§ REQUIREMENT
Reproduce word for word the data from its first line through the line that contains "112, 793, 174]", including both of those lines.

§ ENTRIES SUPPLIED
-=-=-=-=-
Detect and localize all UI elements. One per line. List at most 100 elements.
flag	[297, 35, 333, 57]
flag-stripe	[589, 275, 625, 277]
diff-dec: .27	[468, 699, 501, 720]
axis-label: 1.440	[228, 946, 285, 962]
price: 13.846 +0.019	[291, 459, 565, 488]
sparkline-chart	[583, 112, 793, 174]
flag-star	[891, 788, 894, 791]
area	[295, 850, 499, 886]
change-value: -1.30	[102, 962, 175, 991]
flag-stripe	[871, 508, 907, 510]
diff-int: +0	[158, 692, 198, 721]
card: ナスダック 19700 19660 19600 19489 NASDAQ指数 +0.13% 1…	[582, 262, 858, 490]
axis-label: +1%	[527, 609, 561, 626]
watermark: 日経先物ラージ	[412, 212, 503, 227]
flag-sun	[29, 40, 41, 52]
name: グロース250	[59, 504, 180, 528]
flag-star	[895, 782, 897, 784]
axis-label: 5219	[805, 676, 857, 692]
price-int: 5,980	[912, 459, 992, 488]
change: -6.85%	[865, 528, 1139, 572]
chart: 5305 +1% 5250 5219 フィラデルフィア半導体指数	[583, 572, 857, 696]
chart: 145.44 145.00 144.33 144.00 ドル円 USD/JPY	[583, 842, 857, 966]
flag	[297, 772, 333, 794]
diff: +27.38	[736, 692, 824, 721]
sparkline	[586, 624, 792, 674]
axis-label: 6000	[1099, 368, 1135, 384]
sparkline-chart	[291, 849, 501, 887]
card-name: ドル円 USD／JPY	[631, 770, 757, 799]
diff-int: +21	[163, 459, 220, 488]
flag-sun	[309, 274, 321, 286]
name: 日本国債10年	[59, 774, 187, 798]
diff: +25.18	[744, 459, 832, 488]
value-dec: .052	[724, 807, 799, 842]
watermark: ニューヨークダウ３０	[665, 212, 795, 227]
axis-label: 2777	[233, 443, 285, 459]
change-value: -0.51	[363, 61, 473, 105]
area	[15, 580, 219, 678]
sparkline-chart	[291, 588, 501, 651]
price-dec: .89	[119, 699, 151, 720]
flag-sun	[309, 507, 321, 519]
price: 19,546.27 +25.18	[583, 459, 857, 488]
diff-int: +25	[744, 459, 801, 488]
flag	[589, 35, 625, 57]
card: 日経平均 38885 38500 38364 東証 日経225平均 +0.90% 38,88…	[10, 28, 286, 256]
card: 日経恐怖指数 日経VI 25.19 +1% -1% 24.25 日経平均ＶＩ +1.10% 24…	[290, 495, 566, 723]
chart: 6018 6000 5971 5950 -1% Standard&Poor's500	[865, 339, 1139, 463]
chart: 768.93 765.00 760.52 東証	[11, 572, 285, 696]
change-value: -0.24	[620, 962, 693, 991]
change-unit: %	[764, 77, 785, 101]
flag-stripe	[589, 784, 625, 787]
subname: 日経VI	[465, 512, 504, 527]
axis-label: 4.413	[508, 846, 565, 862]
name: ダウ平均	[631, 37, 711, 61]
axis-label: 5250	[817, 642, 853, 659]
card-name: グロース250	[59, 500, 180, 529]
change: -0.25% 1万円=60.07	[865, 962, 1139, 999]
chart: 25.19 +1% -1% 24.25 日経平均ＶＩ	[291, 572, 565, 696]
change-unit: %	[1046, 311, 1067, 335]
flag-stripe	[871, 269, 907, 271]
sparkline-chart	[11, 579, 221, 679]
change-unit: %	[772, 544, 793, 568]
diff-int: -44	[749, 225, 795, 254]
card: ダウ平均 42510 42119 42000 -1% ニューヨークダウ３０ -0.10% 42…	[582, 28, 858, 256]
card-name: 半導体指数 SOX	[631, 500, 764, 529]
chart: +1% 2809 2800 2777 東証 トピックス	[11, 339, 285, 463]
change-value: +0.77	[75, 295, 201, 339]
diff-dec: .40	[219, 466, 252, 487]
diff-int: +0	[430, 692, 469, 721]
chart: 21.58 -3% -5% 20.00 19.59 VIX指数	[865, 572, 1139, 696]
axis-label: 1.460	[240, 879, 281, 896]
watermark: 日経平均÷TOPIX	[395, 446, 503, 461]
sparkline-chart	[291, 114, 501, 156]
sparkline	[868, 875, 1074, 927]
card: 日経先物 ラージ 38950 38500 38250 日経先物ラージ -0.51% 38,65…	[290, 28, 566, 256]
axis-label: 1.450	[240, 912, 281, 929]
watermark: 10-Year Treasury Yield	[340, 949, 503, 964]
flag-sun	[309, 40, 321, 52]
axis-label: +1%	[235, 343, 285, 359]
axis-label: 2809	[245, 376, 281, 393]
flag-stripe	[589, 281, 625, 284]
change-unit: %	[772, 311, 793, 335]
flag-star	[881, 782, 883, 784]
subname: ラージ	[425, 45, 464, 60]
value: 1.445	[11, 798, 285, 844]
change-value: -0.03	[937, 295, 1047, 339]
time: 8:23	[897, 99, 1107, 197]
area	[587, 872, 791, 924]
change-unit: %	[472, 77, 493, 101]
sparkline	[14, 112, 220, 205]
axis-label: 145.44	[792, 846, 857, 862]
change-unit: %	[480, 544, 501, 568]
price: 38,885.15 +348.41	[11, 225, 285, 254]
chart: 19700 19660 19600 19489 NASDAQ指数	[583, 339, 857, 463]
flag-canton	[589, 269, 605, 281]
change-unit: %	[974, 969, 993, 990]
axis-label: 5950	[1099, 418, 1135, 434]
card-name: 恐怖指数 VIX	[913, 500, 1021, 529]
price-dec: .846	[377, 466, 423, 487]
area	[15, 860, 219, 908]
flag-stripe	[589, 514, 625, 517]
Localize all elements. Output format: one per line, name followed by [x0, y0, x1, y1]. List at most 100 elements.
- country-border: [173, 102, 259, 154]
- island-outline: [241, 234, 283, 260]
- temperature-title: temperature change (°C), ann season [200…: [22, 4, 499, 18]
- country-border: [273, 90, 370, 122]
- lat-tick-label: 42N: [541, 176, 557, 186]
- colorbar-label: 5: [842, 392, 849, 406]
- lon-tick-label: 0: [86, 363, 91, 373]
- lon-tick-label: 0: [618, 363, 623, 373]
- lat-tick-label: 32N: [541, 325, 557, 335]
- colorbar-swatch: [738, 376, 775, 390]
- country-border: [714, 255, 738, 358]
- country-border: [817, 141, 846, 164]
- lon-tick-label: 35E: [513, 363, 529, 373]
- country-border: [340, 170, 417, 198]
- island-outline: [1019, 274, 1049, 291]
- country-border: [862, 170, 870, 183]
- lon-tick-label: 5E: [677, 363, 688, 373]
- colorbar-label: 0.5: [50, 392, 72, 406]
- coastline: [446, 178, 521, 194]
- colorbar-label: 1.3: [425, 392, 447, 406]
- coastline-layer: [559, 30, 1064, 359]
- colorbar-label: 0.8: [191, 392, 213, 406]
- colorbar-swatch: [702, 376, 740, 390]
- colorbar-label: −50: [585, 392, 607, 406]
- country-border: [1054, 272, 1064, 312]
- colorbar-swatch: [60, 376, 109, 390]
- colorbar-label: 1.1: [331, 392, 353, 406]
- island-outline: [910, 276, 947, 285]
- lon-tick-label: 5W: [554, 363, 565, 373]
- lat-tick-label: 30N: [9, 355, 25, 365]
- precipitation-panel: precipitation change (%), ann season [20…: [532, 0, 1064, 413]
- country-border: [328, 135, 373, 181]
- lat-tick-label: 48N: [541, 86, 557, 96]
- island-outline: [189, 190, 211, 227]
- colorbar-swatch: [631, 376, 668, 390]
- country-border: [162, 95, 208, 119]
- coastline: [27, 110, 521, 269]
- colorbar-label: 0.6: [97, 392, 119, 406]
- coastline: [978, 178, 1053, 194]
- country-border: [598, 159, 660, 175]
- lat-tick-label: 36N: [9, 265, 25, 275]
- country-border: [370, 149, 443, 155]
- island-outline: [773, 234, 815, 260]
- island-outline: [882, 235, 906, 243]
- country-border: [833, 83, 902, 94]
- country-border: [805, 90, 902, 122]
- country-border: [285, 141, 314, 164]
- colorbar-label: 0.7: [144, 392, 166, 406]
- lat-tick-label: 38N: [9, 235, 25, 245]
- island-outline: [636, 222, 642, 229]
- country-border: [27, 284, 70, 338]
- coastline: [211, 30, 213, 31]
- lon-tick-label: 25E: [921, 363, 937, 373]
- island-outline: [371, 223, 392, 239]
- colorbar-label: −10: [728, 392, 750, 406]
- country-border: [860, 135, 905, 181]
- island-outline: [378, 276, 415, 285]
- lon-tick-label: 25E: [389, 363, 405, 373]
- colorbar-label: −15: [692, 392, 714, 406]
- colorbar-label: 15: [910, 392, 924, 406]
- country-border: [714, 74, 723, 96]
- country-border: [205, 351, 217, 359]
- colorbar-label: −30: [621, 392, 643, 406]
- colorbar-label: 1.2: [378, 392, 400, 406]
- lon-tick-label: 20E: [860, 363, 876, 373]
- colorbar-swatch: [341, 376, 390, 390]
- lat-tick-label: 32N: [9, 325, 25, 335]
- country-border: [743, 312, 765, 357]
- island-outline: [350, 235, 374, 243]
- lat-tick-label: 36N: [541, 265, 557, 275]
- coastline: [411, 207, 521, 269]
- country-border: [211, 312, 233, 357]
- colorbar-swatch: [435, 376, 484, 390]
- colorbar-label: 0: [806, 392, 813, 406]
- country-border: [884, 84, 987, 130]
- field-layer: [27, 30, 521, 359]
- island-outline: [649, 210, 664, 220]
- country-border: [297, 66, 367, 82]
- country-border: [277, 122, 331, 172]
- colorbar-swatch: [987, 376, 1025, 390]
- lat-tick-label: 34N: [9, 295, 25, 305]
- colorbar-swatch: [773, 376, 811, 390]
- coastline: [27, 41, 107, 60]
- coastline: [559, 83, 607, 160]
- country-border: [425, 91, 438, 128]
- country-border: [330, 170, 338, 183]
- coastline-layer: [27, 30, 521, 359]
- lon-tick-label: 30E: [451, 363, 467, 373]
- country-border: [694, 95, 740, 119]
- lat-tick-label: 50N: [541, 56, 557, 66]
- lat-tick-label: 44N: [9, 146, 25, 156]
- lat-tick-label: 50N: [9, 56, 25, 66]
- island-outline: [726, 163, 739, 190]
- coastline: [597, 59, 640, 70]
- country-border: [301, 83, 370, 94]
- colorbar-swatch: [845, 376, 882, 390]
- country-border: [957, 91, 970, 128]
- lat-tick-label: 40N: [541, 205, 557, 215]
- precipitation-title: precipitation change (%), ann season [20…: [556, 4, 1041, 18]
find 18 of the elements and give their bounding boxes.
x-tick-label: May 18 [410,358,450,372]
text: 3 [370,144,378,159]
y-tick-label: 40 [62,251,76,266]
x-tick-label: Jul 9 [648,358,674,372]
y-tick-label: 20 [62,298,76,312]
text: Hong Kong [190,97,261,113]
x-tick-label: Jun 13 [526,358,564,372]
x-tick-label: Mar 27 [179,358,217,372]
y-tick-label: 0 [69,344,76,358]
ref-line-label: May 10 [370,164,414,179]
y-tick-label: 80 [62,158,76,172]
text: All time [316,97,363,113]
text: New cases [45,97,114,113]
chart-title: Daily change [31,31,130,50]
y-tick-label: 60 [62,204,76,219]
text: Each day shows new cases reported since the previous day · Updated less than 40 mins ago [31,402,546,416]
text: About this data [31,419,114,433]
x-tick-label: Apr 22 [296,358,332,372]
-=-=-=-=-
§ ANSWER IN FULL
Detect and localize all UI elements. One per line. List at most 100 elements.
flag	[297, 35, 333, 57]
flag-stripe	[589, 275, 625, 277]
diff-dec: .27	[468, 699, 501, 720]
axis-label: 1.440	[228, 946, 285, 962]
price: 13.846 +0.019	[291, 459, 565, 488]
sparkline-chart	[583, 112, 793, 174]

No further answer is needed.